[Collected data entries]

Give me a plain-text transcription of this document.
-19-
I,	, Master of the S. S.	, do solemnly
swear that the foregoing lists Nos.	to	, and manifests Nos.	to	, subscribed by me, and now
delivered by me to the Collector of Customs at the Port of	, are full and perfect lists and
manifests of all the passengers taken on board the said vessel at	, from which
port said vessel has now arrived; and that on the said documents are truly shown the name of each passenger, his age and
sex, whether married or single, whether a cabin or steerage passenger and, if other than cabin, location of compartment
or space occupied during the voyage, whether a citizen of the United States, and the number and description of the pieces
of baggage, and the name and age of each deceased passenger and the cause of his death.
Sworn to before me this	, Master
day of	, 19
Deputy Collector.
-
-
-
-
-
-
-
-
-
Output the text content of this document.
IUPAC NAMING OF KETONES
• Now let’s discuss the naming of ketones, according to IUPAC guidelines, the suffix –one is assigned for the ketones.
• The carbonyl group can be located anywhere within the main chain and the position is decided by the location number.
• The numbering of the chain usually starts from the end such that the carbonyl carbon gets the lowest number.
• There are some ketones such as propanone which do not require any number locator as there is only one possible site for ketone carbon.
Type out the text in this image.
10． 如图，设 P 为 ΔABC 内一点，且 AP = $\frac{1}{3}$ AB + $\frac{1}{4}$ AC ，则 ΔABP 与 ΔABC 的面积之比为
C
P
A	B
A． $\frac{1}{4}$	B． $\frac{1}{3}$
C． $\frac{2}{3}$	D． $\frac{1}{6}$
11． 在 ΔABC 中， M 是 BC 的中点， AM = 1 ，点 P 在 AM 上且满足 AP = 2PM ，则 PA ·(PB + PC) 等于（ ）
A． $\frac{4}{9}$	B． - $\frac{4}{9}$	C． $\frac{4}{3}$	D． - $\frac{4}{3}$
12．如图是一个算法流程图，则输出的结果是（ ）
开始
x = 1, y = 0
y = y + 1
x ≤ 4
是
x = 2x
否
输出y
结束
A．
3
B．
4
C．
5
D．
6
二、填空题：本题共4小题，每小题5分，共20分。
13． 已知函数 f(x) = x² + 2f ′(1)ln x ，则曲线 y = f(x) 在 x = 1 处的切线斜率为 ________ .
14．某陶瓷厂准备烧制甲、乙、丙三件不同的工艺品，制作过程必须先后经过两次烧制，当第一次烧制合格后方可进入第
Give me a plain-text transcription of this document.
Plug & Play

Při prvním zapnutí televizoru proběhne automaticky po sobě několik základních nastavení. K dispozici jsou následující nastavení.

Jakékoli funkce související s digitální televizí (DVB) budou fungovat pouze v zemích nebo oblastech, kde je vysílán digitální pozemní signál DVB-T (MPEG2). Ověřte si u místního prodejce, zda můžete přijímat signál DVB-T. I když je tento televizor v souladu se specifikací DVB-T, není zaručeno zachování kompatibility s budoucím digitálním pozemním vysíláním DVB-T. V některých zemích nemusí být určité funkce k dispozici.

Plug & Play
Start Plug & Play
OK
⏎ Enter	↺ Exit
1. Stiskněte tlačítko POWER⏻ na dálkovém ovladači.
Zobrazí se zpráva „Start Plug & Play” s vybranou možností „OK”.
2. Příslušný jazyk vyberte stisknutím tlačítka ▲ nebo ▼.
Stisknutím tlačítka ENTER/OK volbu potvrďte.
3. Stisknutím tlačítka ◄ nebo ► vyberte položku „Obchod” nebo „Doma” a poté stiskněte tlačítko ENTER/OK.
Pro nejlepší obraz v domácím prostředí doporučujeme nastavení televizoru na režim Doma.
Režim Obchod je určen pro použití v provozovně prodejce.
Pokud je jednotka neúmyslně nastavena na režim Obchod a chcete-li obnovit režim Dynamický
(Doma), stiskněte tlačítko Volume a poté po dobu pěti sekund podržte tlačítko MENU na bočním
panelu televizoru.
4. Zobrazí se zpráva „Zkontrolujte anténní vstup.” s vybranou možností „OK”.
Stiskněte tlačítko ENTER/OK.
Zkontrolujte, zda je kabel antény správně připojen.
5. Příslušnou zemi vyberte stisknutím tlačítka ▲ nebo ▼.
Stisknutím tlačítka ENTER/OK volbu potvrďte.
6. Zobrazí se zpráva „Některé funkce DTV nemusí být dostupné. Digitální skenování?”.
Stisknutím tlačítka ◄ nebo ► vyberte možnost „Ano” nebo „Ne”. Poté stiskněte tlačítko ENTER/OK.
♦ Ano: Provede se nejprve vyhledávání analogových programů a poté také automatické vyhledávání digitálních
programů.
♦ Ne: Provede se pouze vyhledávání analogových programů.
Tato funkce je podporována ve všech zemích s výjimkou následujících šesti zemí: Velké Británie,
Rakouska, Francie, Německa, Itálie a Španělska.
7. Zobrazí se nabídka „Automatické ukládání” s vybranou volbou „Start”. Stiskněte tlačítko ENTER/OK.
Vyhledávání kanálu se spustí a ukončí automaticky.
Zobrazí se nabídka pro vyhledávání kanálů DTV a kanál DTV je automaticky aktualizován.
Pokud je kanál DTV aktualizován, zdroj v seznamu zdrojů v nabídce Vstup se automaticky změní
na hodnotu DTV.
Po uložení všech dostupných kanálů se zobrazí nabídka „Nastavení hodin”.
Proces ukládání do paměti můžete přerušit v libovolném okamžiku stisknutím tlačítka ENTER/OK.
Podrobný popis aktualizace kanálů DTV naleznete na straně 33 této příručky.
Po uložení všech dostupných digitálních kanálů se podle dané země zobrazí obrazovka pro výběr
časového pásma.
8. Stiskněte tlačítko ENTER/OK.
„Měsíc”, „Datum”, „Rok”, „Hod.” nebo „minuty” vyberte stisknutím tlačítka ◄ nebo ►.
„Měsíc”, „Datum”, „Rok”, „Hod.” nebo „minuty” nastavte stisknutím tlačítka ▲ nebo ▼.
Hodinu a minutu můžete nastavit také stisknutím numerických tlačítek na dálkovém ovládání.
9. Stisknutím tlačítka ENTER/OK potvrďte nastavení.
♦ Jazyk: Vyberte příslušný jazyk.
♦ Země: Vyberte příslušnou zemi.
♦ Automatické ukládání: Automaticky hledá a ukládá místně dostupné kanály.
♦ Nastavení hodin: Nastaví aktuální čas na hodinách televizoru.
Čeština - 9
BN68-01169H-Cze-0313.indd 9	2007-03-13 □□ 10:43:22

▶ **WRITTEN TASK**
Pull out each line of the entries that contains "Pokud".

▶ **FINISHED TASK**
Pokud je jednotka neúmyslně nastavena na režim Obchod a chcete-li obnovit režim Dynamický
Pokud je kanál DTV aktualizován, zdroj v seznamu zdrojů v nabídce Vstup se automaticky změní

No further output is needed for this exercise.